Information supplied —
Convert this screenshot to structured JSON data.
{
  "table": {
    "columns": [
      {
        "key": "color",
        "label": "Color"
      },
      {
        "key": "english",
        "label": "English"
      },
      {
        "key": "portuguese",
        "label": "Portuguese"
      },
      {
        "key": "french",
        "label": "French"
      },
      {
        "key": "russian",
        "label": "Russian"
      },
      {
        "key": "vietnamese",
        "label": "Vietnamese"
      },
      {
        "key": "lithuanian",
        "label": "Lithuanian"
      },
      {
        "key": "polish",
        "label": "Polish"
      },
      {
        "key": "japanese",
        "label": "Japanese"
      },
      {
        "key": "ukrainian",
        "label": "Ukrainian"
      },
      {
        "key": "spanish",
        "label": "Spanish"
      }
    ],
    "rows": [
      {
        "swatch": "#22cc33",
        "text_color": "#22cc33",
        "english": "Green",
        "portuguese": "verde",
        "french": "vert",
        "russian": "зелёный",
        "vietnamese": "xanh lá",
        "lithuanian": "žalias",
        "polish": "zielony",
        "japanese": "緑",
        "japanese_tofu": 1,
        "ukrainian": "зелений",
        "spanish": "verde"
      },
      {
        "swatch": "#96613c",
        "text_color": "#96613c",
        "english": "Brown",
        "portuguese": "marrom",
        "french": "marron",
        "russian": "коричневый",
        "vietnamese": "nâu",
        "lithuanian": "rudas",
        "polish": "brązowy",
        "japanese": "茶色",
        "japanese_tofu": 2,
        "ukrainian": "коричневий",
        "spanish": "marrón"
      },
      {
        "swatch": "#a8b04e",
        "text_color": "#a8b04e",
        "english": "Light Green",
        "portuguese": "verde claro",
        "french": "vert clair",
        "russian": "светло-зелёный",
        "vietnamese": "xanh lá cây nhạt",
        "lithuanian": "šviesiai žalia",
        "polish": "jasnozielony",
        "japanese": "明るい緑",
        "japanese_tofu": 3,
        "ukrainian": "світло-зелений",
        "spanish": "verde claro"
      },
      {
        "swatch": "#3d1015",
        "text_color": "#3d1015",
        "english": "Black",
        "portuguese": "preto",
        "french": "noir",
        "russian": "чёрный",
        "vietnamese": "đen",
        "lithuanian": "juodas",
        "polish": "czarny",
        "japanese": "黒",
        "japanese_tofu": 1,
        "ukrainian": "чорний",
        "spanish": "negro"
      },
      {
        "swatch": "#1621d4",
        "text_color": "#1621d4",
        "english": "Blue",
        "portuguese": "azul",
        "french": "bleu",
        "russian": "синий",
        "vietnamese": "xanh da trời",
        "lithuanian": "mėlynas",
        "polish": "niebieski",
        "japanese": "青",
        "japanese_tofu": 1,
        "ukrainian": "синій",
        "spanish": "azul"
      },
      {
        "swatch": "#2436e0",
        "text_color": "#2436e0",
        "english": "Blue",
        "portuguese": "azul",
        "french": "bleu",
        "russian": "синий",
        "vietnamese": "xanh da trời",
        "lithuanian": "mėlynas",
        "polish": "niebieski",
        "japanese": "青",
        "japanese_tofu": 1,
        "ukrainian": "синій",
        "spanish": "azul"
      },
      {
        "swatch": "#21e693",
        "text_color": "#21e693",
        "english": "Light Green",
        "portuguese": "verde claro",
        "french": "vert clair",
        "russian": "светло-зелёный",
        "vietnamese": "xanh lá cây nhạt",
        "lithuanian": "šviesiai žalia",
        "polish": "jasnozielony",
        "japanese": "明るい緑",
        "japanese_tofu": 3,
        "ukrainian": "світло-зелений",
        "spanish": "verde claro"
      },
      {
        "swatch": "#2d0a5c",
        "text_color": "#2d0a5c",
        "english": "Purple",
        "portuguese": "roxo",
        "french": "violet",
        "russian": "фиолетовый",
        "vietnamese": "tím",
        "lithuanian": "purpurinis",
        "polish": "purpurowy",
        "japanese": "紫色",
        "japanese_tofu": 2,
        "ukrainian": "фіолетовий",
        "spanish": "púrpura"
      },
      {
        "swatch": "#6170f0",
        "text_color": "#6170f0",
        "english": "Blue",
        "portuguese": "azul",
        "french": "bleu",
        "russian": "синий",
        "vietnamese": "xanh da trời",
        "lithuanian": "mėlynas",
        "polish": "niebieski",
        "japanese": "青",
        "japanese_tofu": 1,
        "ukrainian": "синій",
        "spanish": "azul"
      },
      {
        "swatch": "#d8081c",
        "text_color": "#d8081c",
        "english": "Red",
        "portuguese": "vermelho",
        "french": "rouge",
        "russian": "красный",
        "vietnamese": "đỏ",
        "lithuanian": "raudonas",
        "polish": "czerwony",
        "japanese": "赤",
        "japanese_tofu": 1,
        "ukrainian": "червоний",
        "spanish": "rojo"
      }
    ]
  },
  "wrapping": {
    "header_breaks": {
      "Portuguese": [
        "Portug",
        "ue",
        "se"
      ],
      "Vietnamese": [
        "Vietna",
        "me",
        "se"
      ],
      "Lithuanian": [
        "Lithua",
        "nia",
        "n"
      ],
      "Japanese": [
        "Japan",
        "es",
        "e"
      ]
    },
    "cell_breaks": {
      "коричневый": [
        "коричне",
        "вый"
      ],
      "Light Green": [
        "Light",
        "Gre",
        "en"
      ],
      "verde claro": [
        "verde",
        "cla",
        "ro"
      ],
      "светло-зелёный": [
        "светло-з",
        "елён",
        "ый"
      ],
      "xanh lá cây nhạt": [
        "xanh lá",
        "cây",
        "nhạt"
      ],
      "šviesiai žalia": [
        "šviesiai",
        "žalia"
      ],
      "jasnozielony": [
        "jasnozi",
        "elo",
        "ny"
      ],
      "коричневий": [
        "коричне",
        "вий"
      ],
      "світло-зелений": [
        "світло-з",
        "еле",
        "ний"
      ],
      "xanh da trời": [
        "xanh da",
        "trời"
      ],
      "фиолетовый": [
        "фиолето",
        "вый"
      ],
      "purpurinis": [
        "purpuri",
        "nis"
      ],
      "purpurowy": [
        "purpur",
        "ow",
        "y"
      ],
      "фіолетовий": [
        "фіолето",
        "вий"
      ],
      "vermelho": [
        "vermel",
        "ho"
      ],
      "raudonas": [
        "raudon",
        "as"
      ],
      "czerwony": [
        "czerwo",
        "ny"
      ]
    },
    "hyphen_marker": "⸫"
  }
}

Directions for this task — Write every entry out again exactly.

Solved exercise —
Convert this screenshot to structured JSON data.
{
  "table": {
    "columns": [
      {
        "key": "color",
        "label": "Color"
      },
      {
        "key": "english",
        "label": "English"
      },
      {
        "key": "portuguese",
        "label": "Portuguese"
      },
      {
        "key": "french",
        "label": "French"
      },
      {
        "key": "russian",
        "label": "Russian"
      },
      {
        "key": "vietnamese",
        "label": "Vietnamese"
      },
      {
        "key": "lithuanian",
        "label": "Lithuanian"
      },
      {
        "key": "polish",
        "label": "Polish"
      },
      {
        "key": "japanese",
        "label": "Japanese"
      },
      {
        "key": "ukrainian",
        "label": "Ukrainian"
      },
      {
        "key": "spanish",
        "label": "Spanish"
      }
    ],
    "rows": [
      {
        "swatch": "#22cc33",
        "text_color": "#22cc33",
        "english": "Green",
        "portuguese": "verde",
        "french": "vert",
        "russian": "зелёный",
        "vietnamese": "xanh lá",
        "lithuanian": "žalias",
        "polish": "zielony",
        "japanese": "緑",
        "japanese_tofu": 1,
        "ukrainian": "зелений",
        "spanish": "verde"
      },
      {
        "swatch": "#96613c",
        "text_color": "#96613c",
        "english": "Brown",
        "portuguese": "marrom",
        "french": "marron",
        "russian": "коричневый",
        "vietnamese": "nâu",
        "lithuanian": "rudas",
        "polish": "brązowy",
        "japanese": "茶色",
        "japanese_tofu": 2,
        "ukrainian": "коричневий",
        "spanish": "marrón"
      },
      {
        "swatch": "#a8b04e",
        "text_color": "#a8b04e",
        "english": "Light Green",
        "portuguese": "verde claro",
        "french": "vert clair",
        "russian": "светло-зелёный",
        "vietnamese": "xanh lá cây nhạt",
        "lithuanian": "šviesiai žalia",
        "polish": "jasnozielony",
        "japanese": "明るい緑",
        "japanese_tofu": 3,
        "ukrainian": "світло-зелений",
        "spanish": "verde claro"
      },
      {
        "swatch": "#3d1015",
        "text_color": "#3d1015",
        "english": "Black",
        "portuguese": "preto",
        "french": "noir",
        "russian": "чёрный",
        "vietnamese": "đen",
        "lithuanian": "juodas",
        "polish": "czarny",
        "japanese": "黒",
        "japanese_tofu": 1,
        "ukrainian": "чорний",
        "spanish": "negro"
      },
      {
        "swatch": "#1621d4",
        "text_color": "#1621d4",
        "english": "Blue",
        "portuguese": "azul",
        "french": "bleu",
        "russian": "синий",
        "vietnamese": "xanh da trời",
        "lithuanian": "mėlynas",
        "polish": "niebieski",
        "japanese": "青",
        "japanese_tofu": 1,
        "ukrainian": "синій",
        "spanish": "azul"
      },
      {
        "swatch": "#2436e0",
        "text_color": "#2436e0",
        "english": "Blue",
        "portuguese": "azul",
        "french": "bleu",
        "russian": "синий",
        "vietnamese": "xanh da trời",
        "lithuanian": "mėlynas",
        "polish": "niebieski",
        "japanese": "青",
        "japanese_tofu": 1,
        "ukrainian": "синій",
        "spanish": "azul"
      },
      {
        "swatch": "#21e693",
        "text_color": "#21e693",
        "english": "Light Green",
        "portuguese": "verde claro",
        "french": "vert clair",
        "russian": "светло-зелёный",
        "vietnamese": "xanh lá cây nhạt",
        "lithuanian": "šviesiai žalia",
        "polish": "jasnozielony",
        "japanese": "明るい緑",
        "japanese_tofu": 3,
        "ukrainian": "світло-зелений",
        "spanish": "verde claro"
      },
      {
        "swatch": "#2d0a5c",
        "text_color": "#2d0a5c",
        "english": "Purple",
        "portuguese": "roxo",
        "french": "violet",
        "russian": "фиолетовый",
        "vietnamese": "tím",
        "lithuanian": "purpurinis",
        "polish": "purpurowy",
        "japanese": "紫色",
        "japanese_tofu": 2,
        "ukrainian": "фіолетовий",
        "spanish": "púrpura"
      },
      {
        "swatch": "#6170f0",
        "text_color": "#6170f0",
        "english": "Blue",
        "portuguese": "azul",
        "french": "bleu",
        "russian": "синий",
        "vietnamese": "xanh da trời",
        "lithuanian": "mėlynas",
        "polish": "niebieski",
        "japanese": "青",
        "japanese_tofu": 1,
        "ukrainian": "синій",
        "spanish": "azul"
      },
      {
        "swatch": "#d8081c",
        "text_color": "#d8081c",
        "english": "Red",
        "portuguese": "vermelho",
        "french": "rouge",
        "russian": "красный",
        "vietnamese": "đỏ",
        "lithuanian": "raudonas",
        "polish": "czerwony",
        "japanese": "赤",
        "japanese_tofu": 1,
        "ukrainian": "червоний",
        "spanish": "rojo"
      }
    ]
  },
  "wrapping": {
    "header_breaks": {
      "Portuguese": [
        "Portug",
        "ue",
        "se"
      ],
      "Vietnamese": [
        "Vietna",
        "me",
        "se"
      ],
      "Lithuanian": [
        "Lithua",
        "nia",
        "n"
      ],
      "Japanese": [
        "Japan",
        "es",
        "e"
      ]
    },
    "cell_breaks": {
      "коричневый": [
        "коричне",
        "вый"
      ],
      "Light Green": [
        "Light",
        "Gre",
        "en"
      ],
      "verde claro": [
        "verde",
        "cla",
        "ro"
      ],
      "светло-зелёный": [
        "светло-з",
        "елён",
        "ый"
      ],
      "xanh lá cây nhạt": [
        "xanh lá",
        "cây",
        "nhạt"
      ],
      "šviesiai žalia": [
        "šviesiai",
        "žalia"
      ],
      "jasnozielony": [
        "jasnozi",
        "elo",
        "ny"
      ],
      "коричневий": [
        "коричне",
        "вий"
      ],
      "світло-зелений": [
        "світло-з",
        "еле",
        "ний"
      ],
      "xanh da trời": [
        "xanh da",
        "trời"
      ],
      "фиолетовый": [
        "фиолето",
        "вый"
      ],
      "purpurinis": [
        "purpuri",
        "nis"
      ],
      "purpurowy": [
        "purpur",
        "ow",
        "y"
      ],
      "фіолетовий": [
        "фіолето",
        "вий"
      ],
      "vermelho": [
        "vermel",
        "ho"
      ],
      "raudonas": [
        "raudon",
        "as"
      ],
      "czerwony": [
        "czerwo",
        "ny"
      ]
    },
    "hyphen_marker": "⸫"
  }
}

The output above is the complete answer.